● TASK BRIEF
Without the pictures, can you quote each line below exactly?

● DATASET EXTRACT
···

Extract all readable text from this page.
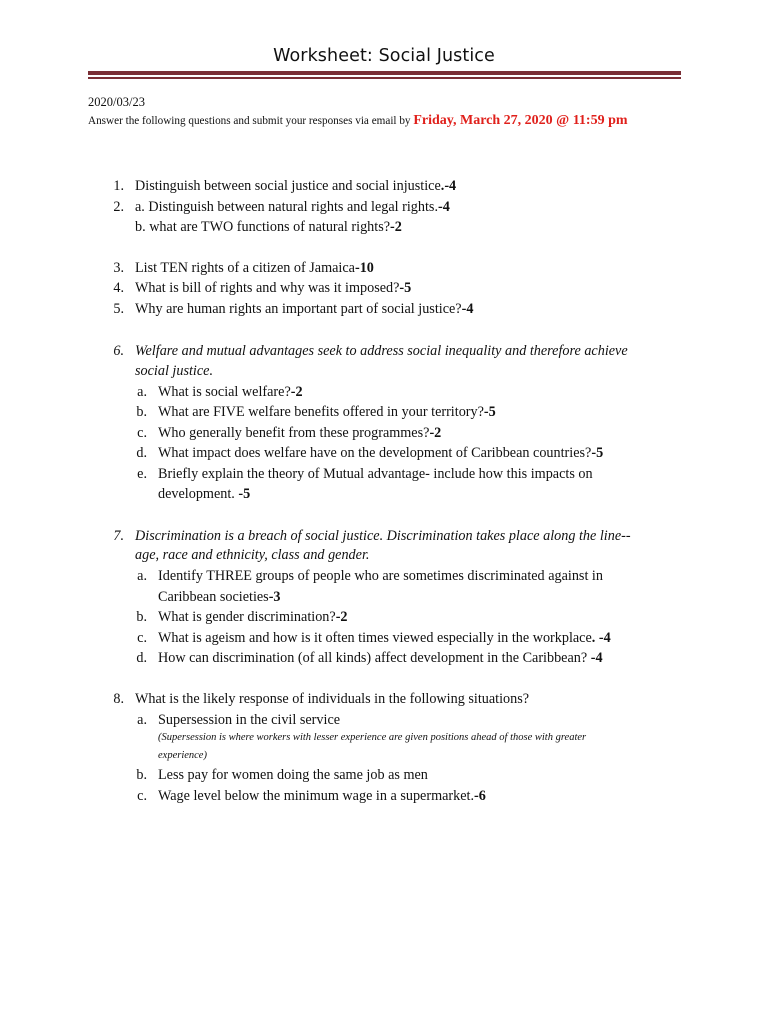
Worksheet: Social Justice
2020/03/23
Answer the following questions and submit your responses via email by Friday, March 27, 2020 @ 11:59 pm
1. Distinguish between social justice and social injustice.-4
2. a. Distinguish between natural rights and legal rights.-4
b. what are TWO functions of natural rights?-2
3. List TEN rights of a citizen of Jamaica-10
4. What is bill of rights and why was it imposed?-5
5. Why are human rights an important part of social justice?-4
6. Welfare and mutual advantages seek to address social inequality and therefore achieve
social justice.
a. What is social welfare?-2
b. What are FIVE welfare benefits offered in your territory?-5
c. Who generally benefit from these programmes?-2
d. What impact does welfare have on the development of Caribbean countries?-5
e. Briefly explain the theory of Mutual advantage- include how this impacts on
development. -5
7. Discrimination is a breach of social justice. Discrimination takes place along the line--
age, race and ethnicity, class and gender.
a. Identify THREE groups of people who are sometimes discriminated against in
Caribbean societies-3
b. What is gender discrimination?-2
c. What is ageism and how is it often times viewed especially in the workplace. -4
d. How can discrimination (of all kinds) affect development in the Caribbean? -4
8. What is the likely response of individuals in the following situations?
a. Supersession in the civil service
(Supersession is where workers with lesser experience are given positions ahead of those with greater
experience)
b. Less pay for women doing the same job as men
c. Wage level below the minimum wage in a supermarket.-6
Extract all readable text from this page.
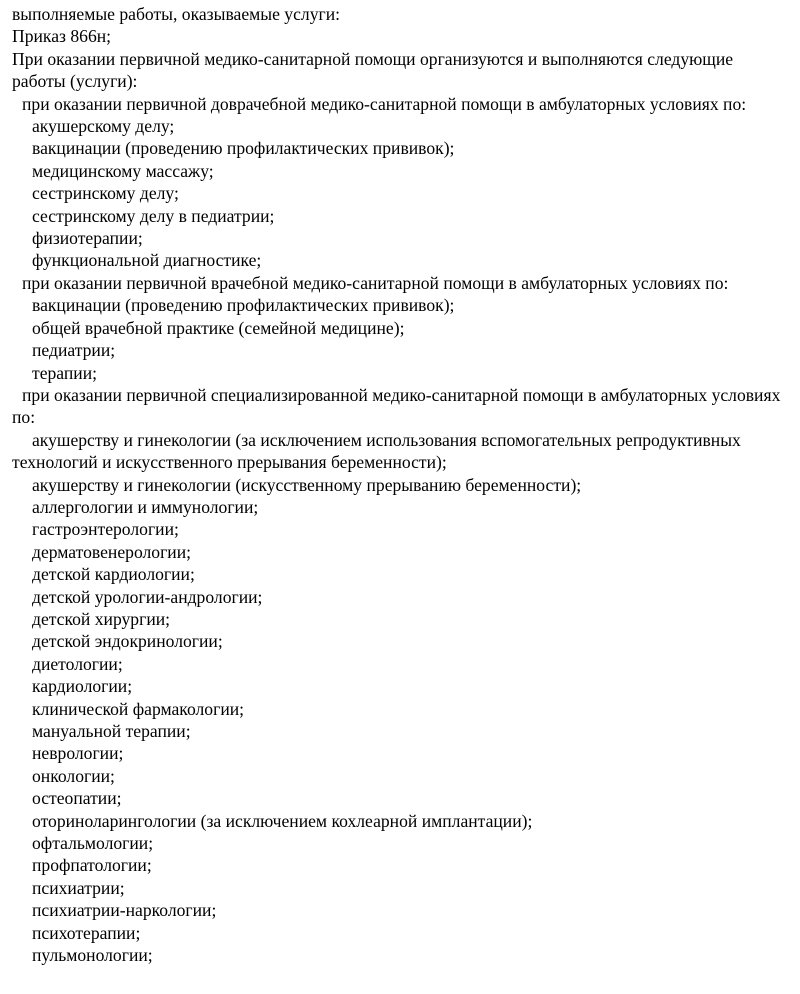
выполняемые работы, оказываемые услуги:

Приказ 866н;

При оказании первичной медико-санитарной помощи организуются и выполняются следующие работы (услуги):

при оказании первичной доврачебной медико-санитарной помощи в амбулаторных условиях по:

акушерскому делу;

вакцинации (проведению профилактических прививок);

медицинскому массажу;

сестринскому делу;

сестринскому делу в педиатрии;

физиотерапии;

функциональной диагностике;

при оказании первичной врачебной медико-санитарной помощи в амбулаторных условиях по:

вакцинации (проведению профилактических прививок);

общей врачебной практике (семейной медицине);

педиатрии;

терапии;

при оказании первичной специализированной медико-санитарной помощи в амбулаторных условиях по:

акушерству и гинекологии (за исключением использования вспомогательных репродуктивных технологий и искусственного прерывания беременности);

акушерству и гинекологии (искусственному прерыванию беременности);

аллергологии и иммунологии;

гастроэнтерологии;

дерматовенерологии;

детской кардиологии;

детской урологии-андрологии;

детской хирургии;

детской эндокринологии;

диетологии;

кардиологии;

клинической фармакологии;

мануальной терапии;

неврологии;

онкологии;

остеопатии;

оториноларингологии (за исключением кохлеарной имплантации);

офтальмологии;

профпатологии;

психиатрии;

психиатрии-наркологии;

психотерапии;

пульмонологии;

···

● SOLUTION FOR THIS EXERCISE
Extract all readable text from this page.
Worksheet: Social Justice
2020/03/23
Answer the following questions and submit your responses via email by Friday, March 27, 2020 @ 11:59 pm
1. Distinguish between social justice and social injustice.-4
2. a. Distinguish between natural rights and legal rights.-4
b. what are TWO functions of natural rights?-2
3. List TEN rights of a citizen of Jamaica-10
4. What is bill of rights and why was it imposed?-5
5. Why are human rights an important part of social justice?-4
6. Welfare and mutual advantages seek to address social inequality and therefore achieve
social justice.
a. What is social welfare?-2
b. What are FIVE welfare benefits offered in your territory?-5
c. Who generally benefit from these programmes?-2
d. What impact does welfare have on the development of Caribbean countries?-5
e. Briefly explain the theory of Mutual advantage- include how this impacts on
development. -5
7. Discrimination is a breach of social justice. Discrimination takes place along the line--
age, race and ethnicity, class and gender.
a. Identify THREE groups of people who are sometimes discriminated against in
Caribbean societies-3
b. What is gender discrimination?-2
c. What is ageism and how is it often times viewed especially in the workplace. -4
d. How can discrimination (of all kinds) affect development in the Caribbean? -4
8. What is the likely response of individuals in the following situations?
a. Supersession in the civil service
(Supersession is where workers with lesser experience are given positions ahead of those with greater
experience)
b. Less pay for women doing the same job as men
c. Wage level below the minimum wage in a supermarket.-6
Extract all readable text from this page.
выполняемые работы, оказываемые услуги:

Приказ 866н;

При оказании первичной медико-санитарной помощи организуются и выполняются следующие работы (услуги):

при оказании первичной доврачебной медико-санитарной помощи в амбулаторных условиях по:

акушерскому делу;

вакцинации (проведению профилактических прививок);

медицинскому массажу;

сестринскому делу;

сестринскому делу в педиатрии;

физиотерапии;

функциональной диагностике;

при оказании первичной врачебной медико-санитарной помощи в амбулаторных условиях по:

вакцинации (проведению профилактических прививок);

общей врачебной практике (семейной медицине);

педиатрии;

терапии;

при оказании первичной специализированной медико-санитарной помощи в амбулаторных условиях по:

акушерству и гинекологии (за исключением использования вспомогательных репродуктивных технологий и искусственного прерывания беременности);

акушерству и гинекологии (искусственному прерыванию беременности);

аллергологии и иммунологии;

гастроэнтерологии;

дерматовенерологии;

детской кардиологии;

детской урологии-андрологии;

детской хирургии;

детской эндокринологии;

диетологии;

кардиологии;

клинической фармакологии;

мануальной терапии;

неврологии;

онкологии;

остеопатии;

оториноларингологии (за исключением кохлеарной имплантации);

офтальмологии;

профпатологии;

психиатрии;

психиатрии-наркологии;

психотерапии;

пульмонологии;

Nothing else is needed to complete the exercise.